What you need to do:
Below are some records. How many of their lines contain the string "label"? Give the number only.

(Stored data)
+++
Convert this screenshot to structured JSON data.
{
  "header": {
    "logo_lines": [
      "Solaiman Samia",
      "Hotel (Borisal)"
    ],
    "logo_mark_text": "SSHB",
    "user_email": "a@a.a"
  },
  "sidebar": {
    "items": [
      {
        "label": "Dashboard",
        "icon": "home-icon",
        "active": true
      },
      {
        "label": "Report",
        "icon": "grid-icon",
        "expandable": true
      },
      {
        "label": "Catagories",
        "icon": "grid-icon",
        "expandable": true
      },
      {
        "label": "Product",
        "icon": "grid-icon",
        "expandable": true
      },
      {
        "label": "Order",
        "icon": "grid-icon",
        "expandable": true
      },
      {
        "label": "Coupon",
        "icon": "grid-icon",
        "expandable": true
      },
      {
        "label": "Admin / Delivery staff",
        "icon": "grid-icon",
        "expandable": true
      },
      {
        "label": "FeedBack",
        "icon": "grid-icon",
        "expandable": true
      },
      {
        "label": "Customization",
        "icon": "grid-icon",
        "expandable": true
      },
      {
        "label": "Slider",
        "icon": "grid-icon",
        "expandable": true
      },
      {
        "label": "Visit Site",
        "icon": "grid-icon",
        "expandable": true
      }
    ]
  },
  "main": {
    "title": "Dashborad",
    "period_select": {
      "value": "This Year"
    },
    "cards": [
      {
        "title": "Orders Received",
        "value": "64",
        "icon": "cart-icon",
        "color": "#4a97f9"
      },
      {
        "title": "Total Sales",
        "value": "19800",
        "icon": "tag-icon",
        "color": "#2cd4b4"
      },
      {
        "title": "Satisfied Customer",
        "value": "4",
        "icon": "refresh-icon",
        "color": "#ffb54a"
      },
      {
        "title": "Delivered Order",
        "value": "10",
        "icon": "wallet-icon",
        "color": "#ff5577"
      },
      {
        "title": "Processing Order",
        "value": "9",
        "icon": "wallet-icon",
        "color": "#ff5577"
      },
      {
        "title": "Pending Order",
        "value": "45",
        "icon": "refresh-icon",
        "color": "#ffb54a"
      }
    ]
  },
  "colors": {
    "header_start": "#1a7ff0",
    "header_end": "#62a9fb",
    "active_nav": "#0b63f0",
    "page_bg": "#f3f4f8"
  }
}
+++
Exercise result:
11